In the entries below, count every line with the string "dishes". State the count and nothing else.

==== Provided records

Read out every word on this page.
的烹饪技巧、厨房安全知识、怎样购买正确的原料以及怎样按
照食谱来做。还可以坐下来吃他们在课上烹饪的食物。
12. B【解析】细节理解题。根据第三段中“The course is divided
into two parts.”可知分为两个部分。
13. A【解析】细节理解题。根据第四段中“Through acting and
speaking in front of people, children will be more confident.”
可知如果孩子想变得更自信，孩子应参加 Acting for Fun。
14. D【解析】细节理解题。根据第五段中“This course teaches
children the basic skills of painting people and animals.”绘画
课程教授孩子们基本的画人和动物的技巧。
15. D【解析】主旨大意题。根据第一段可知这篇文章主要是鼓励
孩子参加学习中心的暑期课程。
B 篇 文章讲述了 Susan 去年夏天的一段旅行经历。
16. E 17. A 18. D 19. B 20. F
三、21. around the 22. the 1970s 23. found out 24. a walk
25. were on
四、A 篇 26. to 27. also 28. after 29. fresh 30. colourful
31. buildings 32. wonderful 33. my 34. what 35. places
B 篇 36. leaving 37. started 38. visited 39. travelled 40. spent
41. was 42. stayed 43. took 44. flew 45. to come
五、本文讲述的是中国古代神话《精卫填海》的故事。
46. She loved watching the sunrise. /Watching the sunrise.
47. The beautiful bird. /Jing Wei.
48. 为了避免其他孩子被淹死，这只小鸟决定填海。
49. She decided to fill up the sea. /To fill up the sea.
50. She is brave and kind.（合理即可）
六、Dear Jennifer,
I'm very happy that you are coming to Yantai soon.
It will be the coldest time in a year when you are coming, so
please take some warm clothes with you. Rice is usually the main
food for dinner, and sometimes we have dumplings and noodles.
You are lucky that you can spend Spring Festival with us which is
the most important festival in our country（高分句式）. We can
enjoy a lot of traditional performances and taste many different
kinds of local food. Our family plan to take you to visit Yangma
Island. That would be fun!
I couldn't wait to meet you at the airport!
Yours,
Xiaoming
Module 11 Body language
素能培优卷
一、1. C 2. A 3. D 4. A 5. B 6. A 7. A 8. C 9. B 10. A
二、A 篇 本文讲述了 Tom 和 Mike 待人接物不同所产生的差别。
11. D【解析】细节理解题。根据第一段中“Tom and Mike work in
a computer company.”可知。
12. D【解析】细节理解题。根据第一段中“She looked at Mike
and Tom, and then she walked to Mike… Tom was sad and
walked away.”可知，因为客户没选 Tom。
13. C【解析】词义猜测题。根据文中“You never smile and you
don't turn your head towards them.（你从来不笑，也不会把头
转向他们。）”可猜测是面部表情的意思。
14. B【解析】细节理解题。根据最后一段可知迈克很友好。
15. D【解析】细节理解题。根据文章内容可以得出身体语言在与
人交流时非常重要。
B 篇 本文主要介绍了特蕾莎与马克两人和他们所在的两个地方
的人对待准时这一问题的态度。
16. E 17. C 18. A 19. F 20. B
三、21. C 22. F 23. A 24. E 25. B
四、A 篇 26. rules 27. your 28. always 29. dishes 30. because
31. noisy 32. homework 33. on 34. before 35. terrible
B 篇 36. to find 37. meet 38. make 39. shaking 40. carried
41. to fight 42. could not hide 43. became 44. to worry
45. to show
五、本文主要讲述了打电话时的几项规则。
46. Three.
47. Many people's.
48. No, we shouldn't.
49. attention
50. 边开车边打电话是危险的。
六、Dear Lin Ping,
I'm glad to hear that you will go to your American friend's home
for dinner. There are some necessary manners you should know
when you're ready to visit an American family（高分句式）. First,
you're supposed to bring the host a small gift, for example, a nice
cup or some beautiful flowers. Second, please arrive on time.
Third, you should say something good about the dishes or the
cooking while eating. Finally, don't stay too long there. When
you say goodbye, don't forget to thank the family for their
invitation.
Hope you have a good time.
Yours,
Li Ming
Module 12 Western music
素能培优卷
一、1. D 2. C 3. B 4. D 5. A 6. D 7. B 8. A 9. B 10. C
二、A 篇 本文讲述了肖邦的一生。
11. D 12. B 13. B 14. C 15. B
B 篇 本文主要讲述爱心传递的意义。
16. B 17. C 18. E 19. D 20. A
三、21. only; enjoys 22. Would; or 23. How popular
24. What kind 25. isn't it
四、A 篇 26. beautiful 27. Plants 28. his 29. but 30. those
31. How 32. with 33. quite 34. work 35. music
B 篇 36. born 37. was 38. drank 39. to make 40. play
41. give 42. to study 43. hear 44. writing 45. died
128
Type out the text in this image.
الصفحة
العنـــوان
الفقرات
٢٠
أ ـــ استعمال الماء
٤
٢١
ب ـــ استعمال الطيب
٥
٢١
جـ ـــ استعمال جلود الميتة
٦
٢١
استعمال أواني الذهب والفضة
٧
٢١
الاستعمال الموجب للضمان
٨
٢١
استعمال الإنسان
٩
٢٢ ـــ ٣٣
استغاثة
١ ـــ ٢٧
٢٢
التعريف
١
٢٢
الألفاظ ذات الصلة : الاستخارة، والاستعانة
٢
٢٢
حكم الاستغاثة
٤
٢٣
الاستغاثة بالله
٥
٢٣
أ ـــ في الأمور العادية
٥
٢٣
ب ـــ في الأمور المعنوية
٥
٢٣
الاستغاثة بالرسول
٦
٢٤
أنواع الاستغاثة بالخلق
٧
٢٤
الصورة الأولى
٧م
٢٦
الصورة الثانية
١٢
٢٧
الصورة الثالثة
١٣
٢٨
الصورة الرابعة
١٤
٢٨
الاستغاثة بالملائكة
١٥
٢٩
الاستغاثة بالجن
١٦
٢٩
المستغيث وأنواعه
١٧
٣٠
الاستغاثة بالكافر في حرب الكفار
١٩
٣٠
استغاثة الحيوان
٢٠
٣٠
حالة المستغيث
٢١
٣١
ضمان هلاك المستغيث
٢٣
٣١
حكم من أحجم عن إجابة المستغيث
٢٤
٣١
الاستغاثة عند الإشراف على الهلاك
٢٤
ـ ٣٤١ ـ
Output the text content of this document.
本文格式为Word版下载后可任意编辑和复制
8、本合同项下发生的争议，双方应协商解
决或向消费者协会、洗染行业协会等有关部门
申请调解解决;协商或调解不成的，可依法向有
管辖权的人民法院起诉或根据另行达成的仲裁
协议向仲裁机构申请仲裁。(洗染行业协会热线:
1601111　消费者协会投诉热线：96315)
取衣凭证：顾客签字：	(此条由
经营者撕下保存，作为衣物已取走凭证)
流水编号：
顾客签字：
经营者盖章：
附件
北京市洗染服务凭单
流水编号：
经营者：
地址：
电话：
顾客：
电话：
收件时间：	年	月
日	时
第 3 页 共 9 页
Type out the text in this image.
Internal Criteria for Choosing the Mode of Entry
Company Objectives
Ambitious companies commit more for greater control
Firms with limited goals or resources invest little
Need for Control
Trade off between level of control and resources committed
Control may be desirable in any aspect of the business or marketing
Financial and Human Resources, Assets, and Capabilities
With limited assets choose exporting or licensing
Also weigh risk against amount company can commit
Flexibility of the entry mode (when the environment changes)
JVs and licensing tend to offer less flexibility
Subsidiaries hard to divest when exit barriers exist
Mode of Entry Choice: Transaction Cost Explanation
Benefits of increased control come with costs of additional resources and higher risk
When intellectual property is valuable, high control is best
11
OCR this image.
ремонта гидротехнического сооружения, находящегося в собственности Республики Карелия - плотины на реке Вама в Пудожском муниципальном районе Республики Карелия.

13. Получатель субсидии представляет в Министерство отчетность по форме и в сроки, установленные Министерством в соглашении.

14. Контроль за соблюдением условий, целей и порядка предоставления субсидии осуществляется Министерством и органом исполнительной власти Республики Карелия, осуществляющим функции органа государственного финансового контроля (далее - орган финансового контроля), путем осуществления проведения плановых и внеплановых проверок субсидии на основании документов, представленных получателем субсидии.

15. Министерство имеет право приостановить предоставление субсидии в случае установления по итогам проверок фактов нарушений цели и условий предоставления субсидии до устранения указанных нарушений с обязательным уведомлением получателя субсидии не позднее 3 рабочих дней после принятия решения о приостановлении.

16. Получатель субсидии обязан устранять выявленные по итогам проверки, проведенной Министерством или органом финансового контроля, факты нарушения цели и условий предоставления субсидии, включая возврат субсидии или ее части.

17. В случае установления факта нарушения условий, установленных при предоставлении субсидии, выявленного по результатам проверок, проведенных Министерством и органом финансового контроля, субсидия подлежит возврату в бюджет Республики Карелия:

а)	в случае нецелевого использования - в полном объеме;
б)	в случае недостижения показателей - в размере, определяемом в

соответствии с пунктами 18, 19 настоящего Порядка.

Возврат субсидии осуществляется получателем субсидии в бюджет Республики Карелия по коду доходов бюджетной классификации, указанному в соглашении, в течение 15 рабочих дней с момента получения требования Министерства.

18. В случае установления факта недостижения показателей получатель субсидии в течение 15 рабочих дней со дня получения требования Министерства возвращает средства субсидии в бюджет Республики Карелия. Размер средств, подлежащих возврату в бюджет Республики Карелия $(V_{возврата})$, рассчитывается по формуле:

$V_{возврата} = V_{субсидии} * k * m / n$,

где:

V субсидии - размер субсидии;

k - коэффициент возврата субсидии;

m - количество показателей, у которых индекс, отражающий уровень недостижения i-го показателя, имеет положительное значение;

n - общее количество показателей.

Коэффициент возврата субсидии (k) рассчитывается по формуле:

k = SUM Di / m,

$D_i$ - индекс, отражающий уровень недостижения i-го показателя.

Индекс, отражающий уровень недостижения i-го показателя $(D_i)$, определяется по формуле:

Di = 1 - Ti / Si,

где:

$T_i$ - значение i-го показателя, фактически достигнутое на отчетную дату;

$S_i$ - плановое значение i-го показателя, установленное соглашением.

========

▶ _Full solution_
2